**Entries from a visual dataset**:
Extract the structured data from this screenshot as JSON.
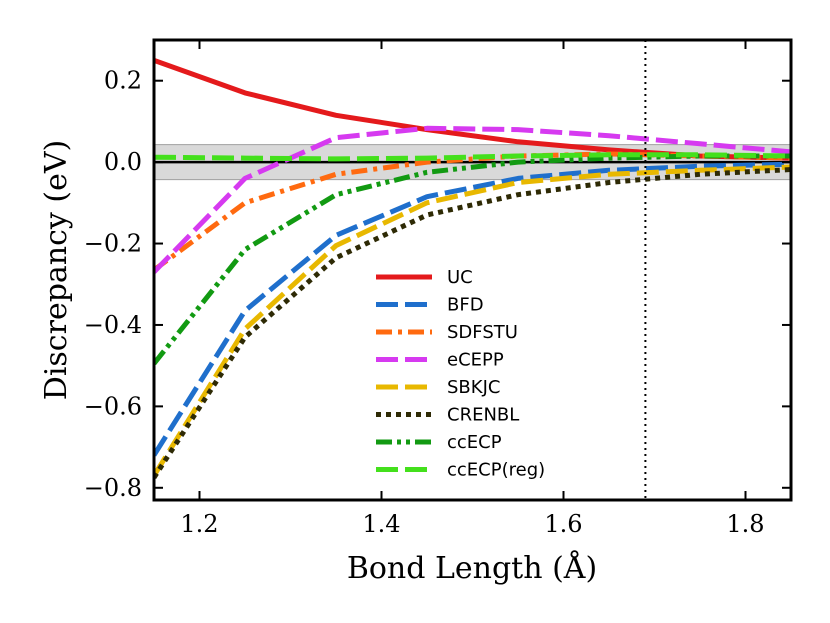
{
  "chart_data": {
    "type": "line",
    "title": "",
    "xlabel": "Bond Length (Å)",
    "ylabel": "Discrepancy (eV)",
    "xlim": [
      1.15,
      1.85
    ],
    "ylim": [
      -0.83,
      0.3
    ],
    "xticks": [
      1.2,
      1.4,
      1.6,
      1.8
    ],
    "xtick_labels": [
      "1.2",
      "1.4",
      "1.6",
      "1.8"
    ],
    "yticks": [
      -0.8,
      -0.6,
      -0.4,
      -0.2,
      0.0,
      0.2
    ],
    "ytick_labels": [
      "−0.8",
      "−0.6",
      "−0.4",
      "−0.2",
      "0.0",
      "0.2"
    ],
    "chemical_accuracy_band": [
      -0.043,
      0.043
    ],
    "reference_hline": 0.0,
    "vline_x": 1.69,
    "legend_position": "lower-center",
    "grid": false,
    "x": [
      1.15,
      1.25,
      1.35,
      1.45,
      1.55,
      1.65,
      1.75,
      1.85
    ],
    "series": [
      {
        "name": "UC",
        "color": "#e41a1c",
        "style": "solid",
        "values": [
          0.25,
          0.17,
          0.115,
          0.08,
          0.05,
          0.03,
          0.015,
          0.01
        ]
      },
      {
        "name": "BFD",
        "color": "#1f6fcc",
        "style": "dashed",
        "values": [
          -0.72,
          -0.365,
          -0.18,
          -0.085,
          -0.04,
          -0.02,
          -0.01,
          -0.005
        ]
      },
      {
        "name": "SDFSTU",
        "color": "#ff6a10",
        "style": "dashdot",
        "values": [
          -0.265,
          -0.1,
          -0.03,
          0.0,
          0.015,
          0.02,
          0.015,
          0.01
        ]
      },
      {
        "name": "eCEPP",
        "color": "#d63af0",
        "style": "dashed",
        "values": [
          -0.27,
          -0.04,
          0.06,
          0.083,
          0.08,
          0.065,
          0.045,
          0.025
        ]
      },
      {
        "name": "SBKJC",
        "color": "#e8b800",
        "style": "dashed",
        "values": [
          -0.77,
          -0.41,
          -0.205,
          -0.1,
          -0.05,
          -0.03,
          -0.02,
          -0.012
        ]
      },
      {
        "name": "CRENBL",
        "color": "#2e2a05",
        "style": "dotted",
        "values": [
          -0.775,
          -0.43,
          -0.235,
          -0.13,
          -0.08,
          -0.05,
          -0.03,
          -0.018
        ]
      },
      {
        "name": "ccECP",
        "color": "#129a12",
        "style": "dashdotdot",
        "values": [
          -0.495,
          -0.215,
          -0.08,
          -0.025,
          0.0,
          0.01,
          0.015,
          0.015
        ]
      },
      {
        "name": "ccECP(reg)",
        "color": "#44e01c",
        "style": "dashed",
        "values": [
          0.012,
          0.01,
          0.008,
          0.01,
          0.015,
          0.018,
          0.018,
          0.015
        ]
      }
    ]
  }
}
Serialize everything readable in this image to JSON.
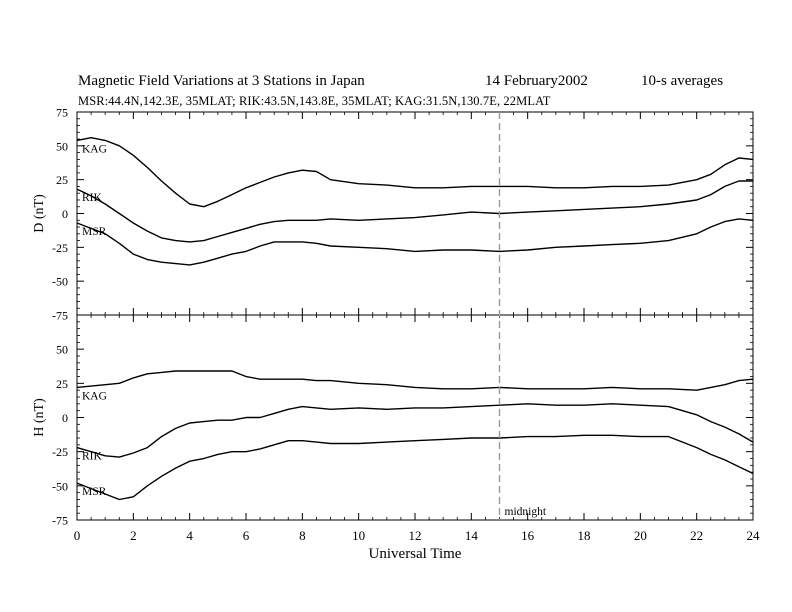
{
  "header": {
    "title": "Magnetic Field Variations at 3 Stations in Japan",
    "date": "14 February2002",
    "averaging": "10-s averages",
    "stations": "MSR:44.4N,142.3E, 35MLAT;  RIK:43.5N,143.8E, 35MLAT;  KAG:31.5N,130.7E, 22MLAT"
  },
  "chart_data": [
    {
      "type": "line",
      "panel": "D",
      "ylabel": "D (nT)",
      "xlim": [
        0,
        24
      ],
      "ylim": [
        -75,
        75
      ],
      "yticks": [
        -75,
        -50,
        -25,
        0,
        25,
        50,
        75
      ],
      "series": [
        {
          "name": "KAG",
          "x": [
            0,
            0.5,
            1,
            1.5,
            2,
            2.5,
            3,
            3.5,
            4,
            4.5,
            5,
            5.5,
            6,
            6.5,
            7,
            7.5,
            8,
            8.5,
            9,
            10,
            11,
            12,
            13,
            14,
            15,
            16,
            17,
            18,
            19,
            20,
            21,
            22,
            22.5,
            23,
            23.5,
            24
          ],
          "y": [
            54,
            56,
            54,
            50,
            43,
            34,
            24,
            15,
            7,
            5,
            9,
            14,
            19,
            23,
            27,
            30,
            32,
            31,
            25,
            22,
            21,
            19,
            19,
            20,
            20,
            20,
            19,
            19,
            20,
            20,
            21,
            25,
            29,
            36,
            41,
            40
          ]
        },
        {
          "name": "RIK",
          "x": [
            0,
            0.5,
            1,
            1.5,
            2,
            2.5,
            3,
            3.5,
            4,
            4.5,
            5,
            5.5,
            6,
            6.5,
            7,
            7.5,
            8,
            8.5,
            9,
            10,
            11,
            12,
            13,
            14,
            15,
            16,
            17,
            18,
            19,
            20,
            21,
            22,
            22.5,
            23,
            23.5,
            24
          ],
          "y": [
            18,
            13,
            7,
            0,
            -7,
            -13,
            -18,
            -20,
            -21,
            -20,
            -17,
            -14,
            -11,
            -8,
            -6,
            -5,
            -5,
            -5,
            -4,
            -5,
            -4,
            -3,
            -1,
            1,
            0,
            1,
            2,
            3,
            4,
            5,
            7,
            10,
            14,
            20,
            24,
            24
          ]
        },
        {
          "name": "MSR",
          "x": [
            0,
            0.5,
            1,
            1.5,
            2,
            2.5,
            3,
            3.5,
            4,
            4.5,
            5,
            5.5,
            6,
            6.5,
            7,
            7.5,
            8,
            8.5,
            9,
            10,
            11,
            12,
            13,
            14,
            15,
            16,
            17,
            18,
            19,
            20,
            21,
            22,
            22.5,
            23,
            23.5,
            24
          ],
          "y": [
            -7,
            -11,
            -15,
            -22,
            -30,
            -34,
            -36,
            -37,
            -38,
            -36,
            -33,
            -30,
            -28,
            -24,
            -21,
            -21,
            -21,
            -22,
            -24,
            -25,
            -26,
            -28,
            -27,
            -27,
            -28,
            -27,
            -25,
            -24,
            -23,
            -22,
            -20,
            -15,
            -10,
            -6,
            -4,
            -5
          ]
        }
      ]
    },
    {
      "type": "line",
      "panel": "H",
      "ylabel": "H (nT)",
      "xlabel": "Universal Time",
      "xlim": [
        0,
        24
      ],
      "ylim": [
        -75,
        75
      ],
      "xticks": [
        0,
        2,
        4,
        6,
        8,
        10,
        12,
        14,
        16,
        18,
        20,
        22,
        24
      ],
      "yticks": [
        -75,
        -50,
        -25,
        0,
        25,
        50,
        75
      ],
      "series": [
        {
          "name": "KAG",
          "x": [
            0,
            0.5,
            1,
            1.5,
            2,
            2.5,
            3,
            3.5,
            4,
            4.5,
            5,
            5.5,
            6,
            6.5,
            7,
            7.5,
            8,
            8.5,
            9,
            10,
            11,
            12,
            13,
            14,
            15,
            16,
            17,
            18,
            19,
            20,
            21,
            22,
            22.5,
            23,
            23.5,
            24
          ],
          "y": [
            22,
            23,
            24,
            25,
            29,
            32,
            33,
            34,
            34,
            34,
            34,
            34,
            30,
            28,
            28,
            28,
            28,
            27,
            27,
            25,
            24,
            22,
            21,
            21,
            22,
            21,
            21,
            21,
            22,
            21,
            21,
            20,
            22,
            24,
            27,
            28
          ]
        },
        {
          "name": "RIK",
          "x": [
            0,
            0.5,
            1,
            1.5,
            2,
            2.5,
            3,
            3.5,
            4,
            4.5,
            5,
            5.5,
            6,
            6.5,
            7,
            7.5,
            8,
            8.5,
            9,
            10,
            11,
            12,
            13,
            14,
            15,
            16,
            17,
            18,
            19,
            20,
            21,
            22,
            22.5,
            23,
            23.5,
            24
          ],
          "y": [
            -22,
            -25,
            -28,
            -29,
            -26,
            -22,
            -14,
            -8,
            -4,
            -3,
            -2,
            -2,
            0,
            0,
            3,
            6,
            8,
            7,
            6,
            7,
            6,
            7,
            7,
            8,
            9,
            10,
            9,
            9,
            10,
            9,
            8,
            2,
            -3,
            -7,
            -12,
            -18
          ]
        },
        {
          "name": "MSR",
          "x": [
            0,
            0.5,
            1,
            1.5,
            2,
            2.5,
            3,
            3.5,
            4,
            4.5,
            5,
            5.5,
            6,
            6.5,
            7,
            7.5,
            8,
            8.5,
            9,
            10,
            11,
            12,
            13,
            14,
            15,
            16,
            17,
            18,
            19,
            20,
            21,
            22,
            22.5,
            23,
            23.5,
            24
          ],
          "y": [
            -48,
            -52,
            -56,
            -60,
            -58,
            -50,
            -43,
            -37,
            -32,
            -30,
            -27,
            -25,
            -25,
            -23,
            -20,
            -17,
            -17,
            -18,
            -19,
            -19,
            -18,
            -17,
            -16,
            -15,
            -15,
            -14,
            -14,
            -13,
            -13,
            -14,
            -14,
            -22,
            -27,
            -31,
            -36,
            -41
          ]
        }
      ]
    }
  ],
  "annotation": {
    "label": "midnight",
    "x": 15
  }
}
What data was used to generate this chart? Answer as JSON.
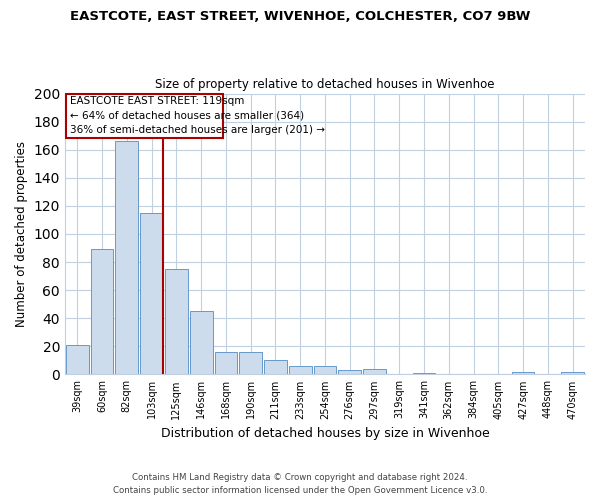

**GIVEN EXERCISE**:
Select and copy every line of the listing with the word "ylabel".

**EXERCISE RESPONSE**:
    "ylabel": "Discrepancy (eV)",
      "ylabel": "D (nT)",
      "ylabel": "H (nT)",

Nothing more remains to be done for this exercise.